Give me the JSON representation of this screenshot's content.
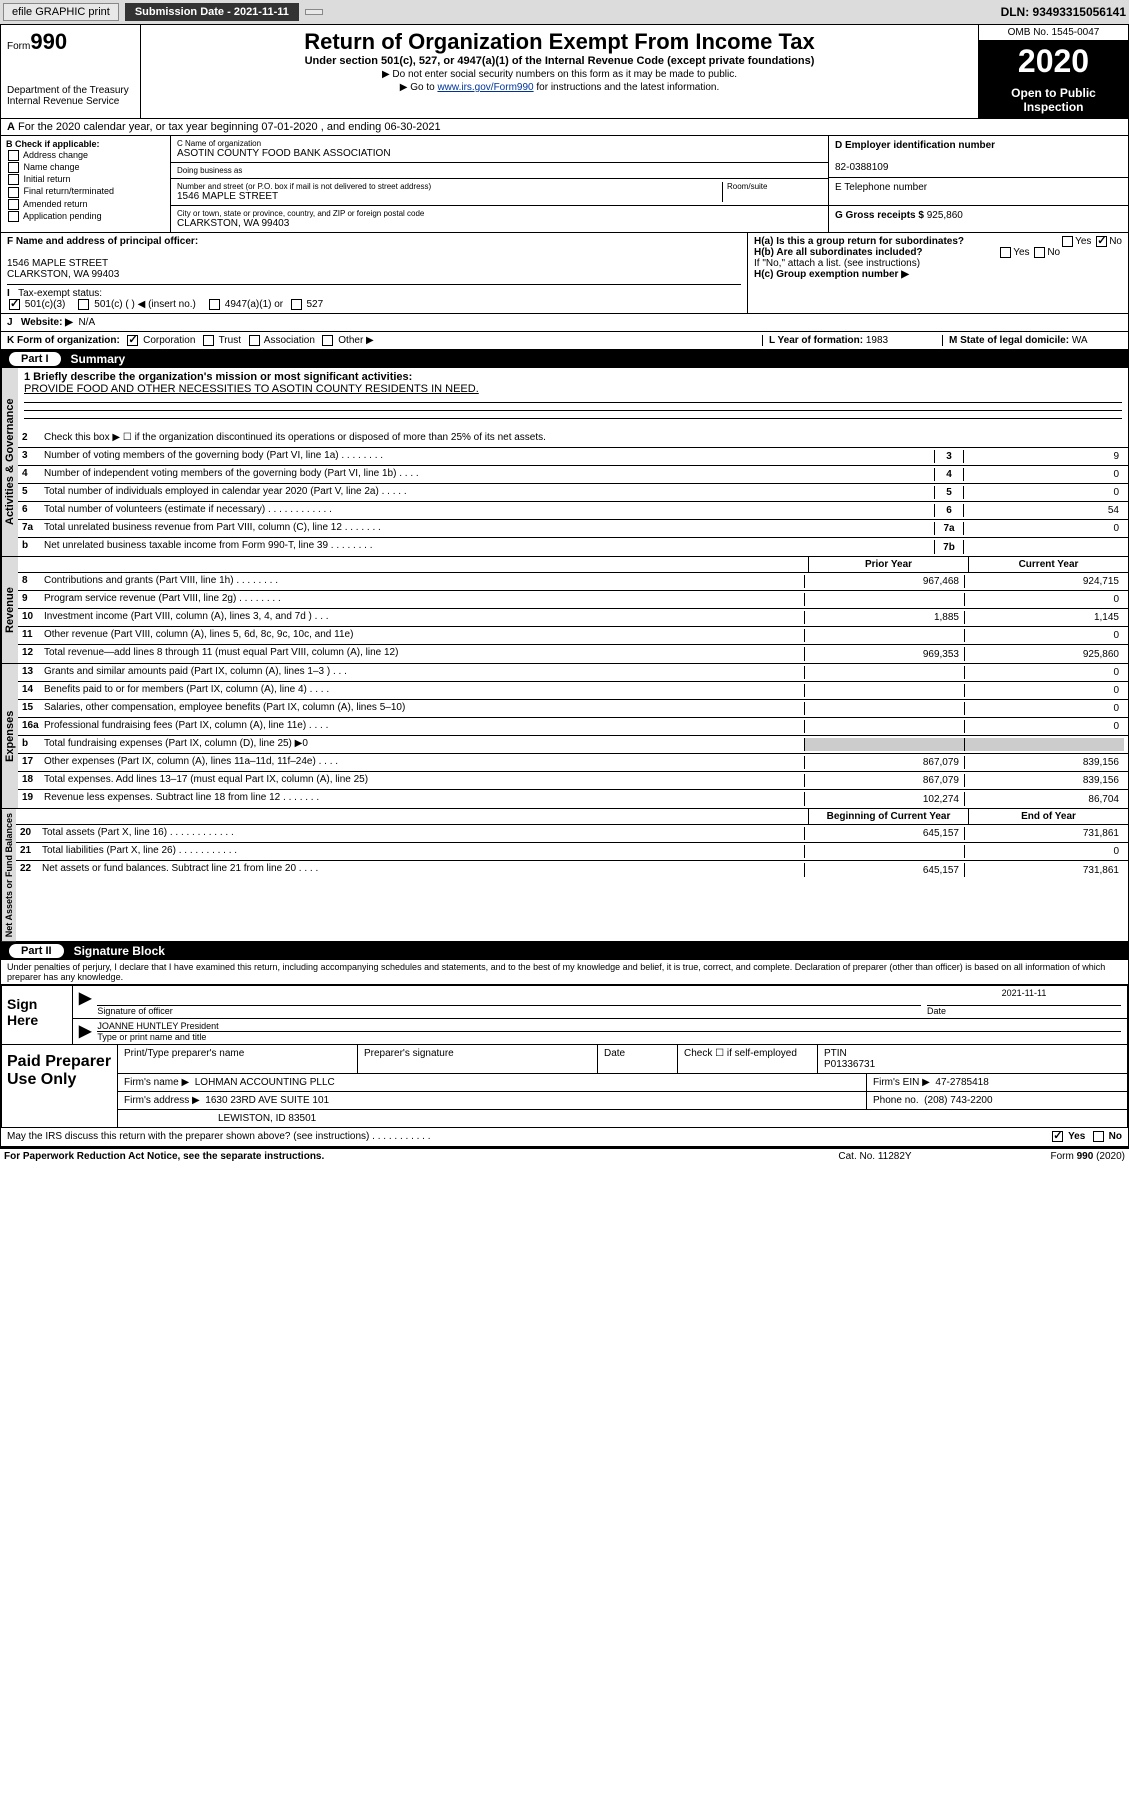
{
  "topbar": {
    "efile": "efile GRAPHIC print",
    "submission": "Submission Date - 2021-11-11",
    "dln": "DLN: 93493315056141"
  },
  "header": {
    "form": "Form",
    "formnum": "990",
    "dept": "Department of the Treasury\nInternal Revenue Service",
    "title": "Return of Organization Exempt From Income Tax",
    "subtitle": "Under section 501(c), 527, or 4947(a)(1) of the Internal Revenue Code (except private foundations)",
    "note1": "▶ Do not enter social security numbers on this form as it may be made to public.",
    "note2_pre": "▶ Go to ",
    "note2_link": "www.irs.gov/Form990",
    "note2_post": " for instructions and the latest information.",
    "omb": "OMB No. 1545-0047",
    "year": "2020",
    "open": "Open to Public Inspection"
  },
  "lineA": "For the 2020 calendar year, or tax year beginning 07-01-2020    , and ending 06-30-2021",
  "sectionB": {
    "label": "B Check if applicable:",
    "opts": [
      "Address change",
      "Name change",
      "Initial return",
      "Final return/terminated",
      "Amended return",
      "Application pending"
    ],
    "c_label": "C Name of organization",
    "c_name": "ASOTIN COUNTY FOOD BANK ASSOCIATION",
    "dba_label": "Doing business as",
    "dba": "",
    "addr_label": "Number and street (or P.O. box if mail is not delivered to street address)",
    "room_label": "Room/suite",
    "addr": "1546 MAPLE STREET",
    "city_label": "City or town, state or province, country, and ZIP or foreign postal code",
    "city": "CLARKSTON, WA  99403",
    "d_label": "D Employer identification number",
    "d_val": "82-0388109",
    "e_label": "E Telephone number",
    "e_val": "",
    "g_label": "G Gross receipts $",
    "g_val": "925,860"
  },
  "rowF": {
    "f_label": "F  Name and address of principal officer:",
    "f_val": "1546 MAPLE STREET\nCLARKSTON, WA  99403",
    "ha_label": "H(a)  Is this a group return for subordinates?",
    "hb_label": "H(b)  Are all subordinates included?",
    "hb_note": "If \"No,\" attach a list. (see instructions)",
    "hc_label": "H(c)  Group exemption number ▶"
  },
  "rowI": {
    "label": "Tax-exempt status:",
    "opt1": "501(c)(3)",
    "opt2": "501(c) (   ) ◀ (insert no.)",
    "opt3": "4947(a)(1) or",
    "opt4": "527"
  },
  "rowJ": {
    "label": "Website: ▶",
    "val": "N/A"
  },
  "rowK": {
    "label": "K Form of organization:",
    "opts": [
      "Corporation",
      "Trust",
      "Association",
      "Other ▶"
    ],
    "l_label": "L Year of formation:",
    "l_val": "1983",
    "m_label": "M State of legal domicile:",
    "m_val": "WA"
  },
  "part1": {
    "num": "Part I",
    "title": "Summary"
  },
  "summary": {
    "q1_label": "1  Briefly describe the organization's mission or most significant activities:",
    "q1_val": "PROVIDE FOOD AND OTHER NECESSITIES TO ASOTIN COUNTY RESIDENTS IN NEED.",
    "q2": "Check this box ▶ ☐  if the organization discontinued its operations or disposed of more than 25% of its net assets.",
    "gov_label": "Activities & Governance",
    "rev_label": "Revenue",
    "exp_label": "Expenses",
    "net_label": "Net Assets or Fund Balances",
    "lines_a": [
      {
        "n": "3",
        "d": "Number of voting members of the governing body (Part VI, line 1a)   .    .    .    .    .    .    .    .",
        "c": "3",
        "v": "9"
      },
      {
        "n": "4",
        "d": "Number of independent voting members of the governing body (Part VI, line 1b)   .    .    .    .",
        "c": "4",
        "v": "0"
      },
      {
        "n": "5",
        "d": "Total number of individuals employed in calendar year 2020 (Part V, line 2a)   .    .    .    .    .",
        "c": "5",
        "v": "0"
      },
      {
        "n": "6",
        "d": "Total number of volunteers (estimate if necessary)   .    .    .    .    .    .    .    .    .    .    .    .",
        "c": "6",
        "v": "54"
      },
      {
        "n": "7a",
        "d": "Total unrelated business revenue from Part VIII, column (C), line 12   .    .    .    .    .    .    .",
        "c": "7a",
        "v": "0"
      },
      {
        "n": "b",
        "d": "Net unrelated business taxable income from Form 990-T, line 39   .    .    .    .    .    .    .    .",
        "c": "7b",
        "v": ""
      }
    ],
    "prior_year": "Prior Year",
    "current_year": "Current Year",
    "lines_rev": [
      {
        "n": "8",
        "d": "Contributions and grants (Part VIII, line 1h)   .    .    .    .    .    .    .    .",
        "p": "967,468",
        "c": "924,715"
      },
      {
        "n": "9",
        "d": "Program service revenue (Part VIII, line 2g)   .    .    .    .    .    .    .    .",
        "p": "",
        "c": "0"
      },
      {
        "n": "10",
        "d": "Investment income (Part VIII, column (A), lines 3, 4, and 7d )   .    .    .",
        "p": "1,885",
        "c": "1,145"
      },
      {
        "n": "11",
        "d": "Other revenue (Part VIII, column (A), lines 5, 6d, 8c, 9c, 10c, and 11e)",
        "p": "",
        "c": "0"
      },
      {
        "n": "12",
        "d": "Total revenue—add lines 8 through 11 (must equal Part VIII, column (A), line 12)",
        "p": "969,353",
        "c": "925,860"
      }
    ],
    "lines_exp": [
      {
        "n": "13",
        "d": "Grants and similar amounts paid (Part IX, column (A), lines 1–3 )   .    .    .",
        "p": "",
        "c": "0"
      },
      {
        "n": "14",
        "d": "Benefits paid to or for members (Part IX, column (A), line 4)   .    .    .    .",
        "p": "",
        "c": "0"
      },
      {
        "n": "15",
        "d": "Salaries, other compensation, employee benefits (Part IX, column (A), lines 5–10)",
        "p": "",
        "c": "0"
      },
      {
        "n": "16a",
        "d": "Professional fundraising fees (Part IX, column (A), line 11e)   .    .    .    .",
        "p": "",
        "c": "0"
      },
      {
        "n": "b",
        "d": "Total fundraising expenses (Part IX, column (D), line 25) ▶0",
        "p": "GREY",
        "c": "GREY"
      },
      {
        "n": "17",
        "d": "Other expenses (Part IX, column (A), lines 11a–11d, 11f–24e)   .    .    .    .",
        "p": "867,079",
        "c": "839,156"
      },
      {
        "n": "18",
        "d": "Total expenses. Add lines 13–17 (must equal Part IX, column (A), line 25)",
        "p": "867,079",
        "c": "839,156"
      },
      {
        "n": "19",
        "d": "Revenue less expenses. Subtract line 18 from line 12   .    .    .    .    .    .    .",
        "p": "102,274",
        "c": "86,704"
      }
    ],
    "beg_year": "Beginning of Current Year",
    "end_year": "End of Year",
    "lines_net": [
      {
        "n": "20",
        "d": "Total assets (Part X, line 16)   .    .    .    .    .    .    .    .    .    .    .    .",
        "p": "645,157",
        "c": "731,861"
      },
      {
        "n": "21",
        "d": "Total liabilities (Part X, line 26)   .    .    .    .    .    .    .    .    .    .    .",
        "p": "",
        "c": "0"
      },
      {
        "n": "22",
        "d": "Net assets or fund balances. Subtract line 21 from line 20   .    .    .    .",
        "p": "645,157",
        "c": "731,861"
      }
    ]
  },
  "part2": {
    "num": "Part II",
    "title": "Signature Block"
  },
  "penalty": "Under penalties of perjury, I declare that I have examined this return, including accompanying schedules and statements, and to the best of my knowledge and belief, it is true, correct, and complete. Declaration of preparer (other than officer) is based on all information of which preparer has any knowledge.",
  "sign": {
    "here": "Sign Here",
    "sig_officer": "Signature of officer",
    "date": "2021-11-11",
    "date_label": "Date",
    "name": "JOANNE HUNTLEY President",
    "name_label": "Type or print name and title"
  },
  "paid": {
    "title": "Paid Preparer Use Only",
    "h1": "Print/Type preparer's name",
    "h2": "Preparer's signature",
    "h3": "Date",
    "h4_pre": "Check ☐ if self-employed",
    "h5": "PTIN",
    "ptin": "P01336731",
    "firm_label": "Firm's name    ▶",
    "firm": "LOHMAN ACCOUNTING PLLC",
    "ein_label": "Firm's EIN ▶",
    "ein": "47-2785418",
    "addr_label": "Firm's address ▶",
    "addr1": "1630 23RD AVE SUITE 101",
    "addr2": "LEWISTON, ID  83501",
    "phone_label": "Phone no.",
    "phone": "(208) 743-2200"
  },
  "discuss": "May the IRS discuss this return with the preparer shown above? (see instructions)   .    .    .    .    .    .    .    .    .    .    .",
  "footer": {
    "f1": "For Paperwork Reduction Act Notice, see the separate instructions.",
    "f2": "Cat. No. 11282Y",
    "f3": "Form 990 (2020)"
  }
}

Written request: Tell how many lines of the data include the word "body", and nothing else.

Reply to the exercise: 2